EXERCISES:
- 1) Reproduce the passage on measuring chainsaw chain from "- Double Check: It’s" to "at replacement chains.", swapping "second time" for "third time".
- 2) Write the next part of the passage on measuring chainsaw chain, picking up after its final sentence.

TEXT TO READ:
· · · ·

Counting Drive Links: The Foundation of Saw Chain Length
The first and often easiest step in measuring chainsaw chain is to count the drive links. Drive links are the small, flat pieces of metal that extend downwards from the bottom of the chain and fit into the groove of your chainsaw bar and the drive sprocket.
How to Count Drive Links:
- Remove the Chain: Safely remove the saw chain from your chainsaw. Ensure the chainsaw is off and the spark plug is disconnected for safety.
- Lay it Flat: Spread the chain out on a flat surface. It can be helpful to lay it in a straight line or a gentle curve, without any kinks.
- Count Each Drive Link: Start at one end of the chain and carefully count every single drive link. Be systematic and mark the last link you count if you’re worried about losing your place. A drive link is the part of the chain that engages with the sprocket and sits in the bar groove.
- Double Check: It’s always a good idea to count them a second time to confirm your number. An incorrect drive link count is a common mistake that leads to buying the wrong size chain.
The total number of drive links directly dictates the saw chain length. For instance, a 72-drive link chain is longer than a 60-drive link chain. This number is crucial when you’re looking at replacement chains.
Fathoming Pitch: The Spacing Between Teeth
The pitch of a saw chain is a critical measurement that defines the distance between the drive links. It’s a measurement that must match the pitch of your chainsaw bar and drive sprocket exactly. If the pitch is off, the chain simply won’t run properly, if at all.
What is Chain Pitch?
Chain pitch is the distance between any three consecutive rivets, divided by two. In simpler terms, it’s the measurement from the center of one drive sprocket tooth (or the center of one set of drive links) to the center of the next. Chainsaw chains are manufactured in standardized pitches. Common pitches include 3/8 inch, .325 inch, and 1/4 inch.
Chain Pitch Calculation (and how it’s measured by manufacturers):
While you can measure it yourself, it’s more common and accurate to find the pitch printed on your current chain, the chainsaw bar, or in your chainsaw’s manual. Manufacturers measure pitch by taking the distance from the center of one drive link’s rivet to the center of the next drive link’s rivet, and then multiplying that by two. This distance is then standardized and usually expressed as a fraction (like 3/8″) or a decimal (like .325″).
Measuring Pitch (If Necessary):
If you cannot find the pitch information elsewhere, you can measure it yourself, but it requires precision.
- Identify Rivets: Locate three consecutive drive links on the chain.
- Measure Between Rivets: Use a ruler or calipers to measure the distance between the center of the first rivet and the center of the third rivet.

· · · ·

Source records
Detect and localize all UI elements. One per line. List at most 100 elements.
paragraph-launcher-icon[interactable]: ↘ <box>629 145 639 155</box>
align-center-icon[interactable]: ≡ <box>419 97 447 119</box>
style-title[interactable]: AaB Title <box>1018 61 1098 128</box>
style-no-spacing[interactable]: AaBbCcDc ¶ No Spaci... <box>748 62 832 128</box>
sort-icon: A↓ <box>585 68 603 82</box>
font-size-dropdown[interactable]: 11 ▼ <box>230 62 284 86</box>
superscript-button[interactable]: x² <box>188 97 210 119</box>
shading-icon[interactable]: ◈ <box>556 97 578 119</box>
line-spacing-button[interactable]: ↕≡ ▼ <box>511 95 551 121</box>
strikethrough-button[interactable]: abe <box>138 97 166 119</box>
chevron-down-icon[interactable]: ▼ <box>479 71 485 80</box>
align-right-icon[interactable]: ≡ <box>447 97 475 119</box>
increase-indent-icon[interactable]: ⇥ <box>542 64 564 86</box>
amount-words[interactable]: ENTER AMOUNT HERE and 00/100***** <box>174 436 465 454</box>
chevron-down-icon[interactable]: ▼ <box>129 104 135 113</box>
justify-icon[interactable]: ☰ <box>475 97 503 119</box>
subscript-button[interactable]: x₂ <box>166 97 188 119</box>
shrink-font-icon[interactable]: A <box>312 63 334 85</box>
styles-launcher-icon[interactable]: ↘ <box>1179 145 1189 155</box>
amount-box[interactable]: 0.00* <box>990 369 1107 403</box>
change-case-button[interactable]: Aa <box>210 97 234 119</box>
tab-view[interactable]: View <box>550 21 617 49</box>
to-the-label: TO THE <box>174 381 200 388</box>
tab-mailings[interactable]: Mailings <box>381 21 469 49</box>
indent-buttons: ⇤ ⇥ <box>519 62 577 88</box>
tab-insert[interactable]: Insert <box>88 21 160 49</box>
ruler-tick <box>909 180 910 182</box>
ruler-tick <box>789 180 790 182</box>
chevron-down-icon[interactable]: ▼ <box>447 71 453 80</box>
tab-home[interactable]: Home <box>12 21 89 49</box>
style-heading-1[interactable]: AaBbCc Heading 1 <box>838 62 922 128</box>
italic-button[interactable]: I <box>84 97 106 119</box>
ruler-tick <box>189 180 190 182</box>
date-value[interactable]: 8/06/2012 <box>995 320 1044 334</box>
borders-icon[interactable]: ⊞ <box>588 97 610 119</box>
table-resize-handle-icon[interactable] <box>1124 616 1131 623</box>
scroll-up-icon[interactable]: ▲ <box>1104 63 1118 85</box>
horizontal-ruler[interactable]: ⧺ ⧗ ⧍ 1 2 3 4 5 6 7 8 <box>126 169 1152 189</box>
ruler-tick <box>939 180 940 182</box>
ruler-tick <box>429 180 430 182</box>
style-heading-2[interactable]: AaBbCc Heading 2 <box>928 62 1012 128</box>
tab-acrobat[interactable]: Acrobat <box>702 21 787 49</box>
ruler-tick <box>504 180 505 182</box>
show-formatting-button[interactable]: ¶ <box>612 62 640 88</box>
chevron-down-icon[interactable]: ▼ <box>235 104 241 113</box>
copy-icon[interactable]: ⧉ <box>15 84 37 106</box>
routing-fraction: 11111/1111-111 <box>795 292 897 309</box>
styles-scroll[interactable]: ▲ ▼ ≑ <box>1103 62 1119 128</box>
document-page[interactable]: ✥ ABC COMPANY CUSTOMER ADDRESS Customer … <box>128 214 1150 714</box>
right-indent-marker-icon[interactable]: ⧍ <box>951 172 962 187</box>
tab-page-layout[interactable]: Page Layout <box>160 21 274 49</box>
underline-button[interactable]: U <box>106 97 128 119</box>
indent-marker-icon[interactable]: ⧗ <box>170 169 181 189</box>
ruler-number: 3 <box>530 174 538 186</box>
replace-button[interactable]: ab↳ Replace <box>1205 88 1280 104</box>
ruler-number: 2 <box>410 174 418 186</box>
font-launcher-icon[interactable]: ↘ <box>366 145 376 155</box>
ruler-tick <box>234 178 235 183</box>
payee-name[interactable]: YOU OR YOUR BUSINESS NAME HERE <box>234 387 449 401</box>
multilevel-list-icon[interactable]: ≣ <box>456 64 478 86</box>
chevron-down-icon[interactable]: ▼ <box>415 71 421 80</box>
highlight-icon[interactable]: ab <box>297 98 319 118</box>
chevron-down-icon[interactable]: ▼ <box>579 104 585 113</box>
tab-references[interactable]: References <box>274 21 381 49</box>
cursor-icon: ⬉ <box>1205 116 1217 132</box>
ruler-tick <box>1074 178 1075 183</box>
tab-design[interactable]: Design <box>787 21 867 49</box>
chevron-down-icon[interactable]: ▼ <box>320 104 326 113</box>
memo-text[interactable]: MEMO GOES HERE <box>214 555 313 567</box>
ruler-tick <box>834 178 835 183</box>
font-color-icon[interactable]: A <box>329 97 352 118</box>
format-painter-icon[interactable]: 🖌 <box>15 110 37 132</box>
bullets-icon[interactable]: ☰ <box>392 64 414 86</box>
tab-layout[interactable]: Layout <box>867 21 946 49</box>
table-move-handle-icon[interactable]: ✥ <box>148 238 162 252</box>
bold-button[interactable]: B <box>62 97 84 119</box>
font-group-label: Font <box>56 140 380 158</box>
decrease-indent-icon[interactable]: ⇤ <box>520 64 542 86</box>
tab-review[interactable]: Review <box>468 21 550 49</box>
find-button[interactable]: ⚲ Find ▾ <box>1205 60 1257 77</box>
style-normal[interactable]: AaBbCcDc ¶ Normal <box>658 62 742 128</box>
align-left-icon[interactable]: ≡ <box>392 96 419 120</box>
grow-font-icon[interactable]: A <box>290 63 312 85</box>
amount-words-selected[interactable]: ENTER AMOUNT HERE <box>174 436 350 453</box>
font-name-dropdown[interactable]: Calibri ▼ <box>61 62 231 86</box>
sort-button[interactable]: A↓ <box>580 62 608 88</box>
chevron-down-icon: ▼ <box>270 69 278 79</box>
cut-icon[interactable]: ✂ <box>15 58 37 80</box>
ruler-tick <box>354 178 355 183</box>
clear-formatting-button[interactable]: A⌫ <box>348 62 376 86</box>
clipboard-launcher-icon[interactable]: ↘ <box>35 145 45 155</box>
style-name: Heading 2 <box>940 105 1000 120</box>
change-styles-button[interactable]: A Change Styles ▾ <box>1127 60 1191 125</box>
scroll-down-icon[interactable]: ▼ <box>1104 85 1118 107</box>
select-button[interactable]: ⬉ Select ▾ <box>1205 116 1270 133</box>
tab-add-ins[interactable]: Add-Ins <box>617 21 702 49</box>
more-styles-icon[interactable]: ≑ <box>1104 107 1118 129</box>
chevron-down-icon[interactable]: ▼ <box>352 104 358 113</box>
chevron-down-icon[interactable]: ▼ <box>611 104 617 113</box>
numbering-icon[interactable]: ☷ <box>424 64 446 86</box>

· · · ·

ANSWERS BY TASK:
- 1)
- Double Check: It’s always a good idea to count them a third time to confirm your number. An incorrect drive link count is a common mistake that leads to buying the wrong size chain.
The total number of drive links directly dictates the saw chain length. For instance, a 72-drive link chain is longer than a 60-drive link chain. This number is crucial when you’re looking at replacement chains.

- 2)
- Divide by Two: Divide this measurement by two. This will give you the pitch of your chain. For example, if the distance between the first and third rivet center is 3/4 inch, the pitch is 3/8 inch (3/4 ÷ 2 = 3/8).
Remember, it’s best to rely on the manufacturer’s markings if possible, as precise measurement can be challenging.
Gauging Your Chain: The Thickness of the Drive Link
The gauge of a saw chain refers to the thickness of the drive links. This measurement is also critical for ensuring compatibility between the chain, the drive sprocket, and the groove in the chainsaw bar.
What is Saw Chain Gauge?
The gauge is the thickness of the metal on the drive link that sits in the groove of your chainsaw bar and engages with the drive sprocket. Common gauges include .050 inch, .058 inch, and .063 inch.
Saw Chain Gauge Measurement:
You can measure the gauge using a ruler or, more accurately, with calipers.
- Select a Drive Link: Pick one drive link from your chain.
- Measure Thickness: Measure the thickness of the widest part of the drive link – the part that actually rides in the chainsaw bar groove.
- Compare to Standards: The measurement will typically be a small decimal number, like .050 or .058.
Again, checking the markings on your current chain, bar, or manual is the most reliable way to determine the gauge. If you need to measure it yourself, ensure your measuring tool is accurate.
Deciphering Saw Chain Numbering: The Manufacturer’s Code
Many saw chain manufacturers use a numbering system or code to identify their chains. This saw chain numbering system often encodes the pitch, gauge, and the number of drive links. Being able to decipher this code is a significant shortcut to measuring chainsaw chain and finding the correct replacement.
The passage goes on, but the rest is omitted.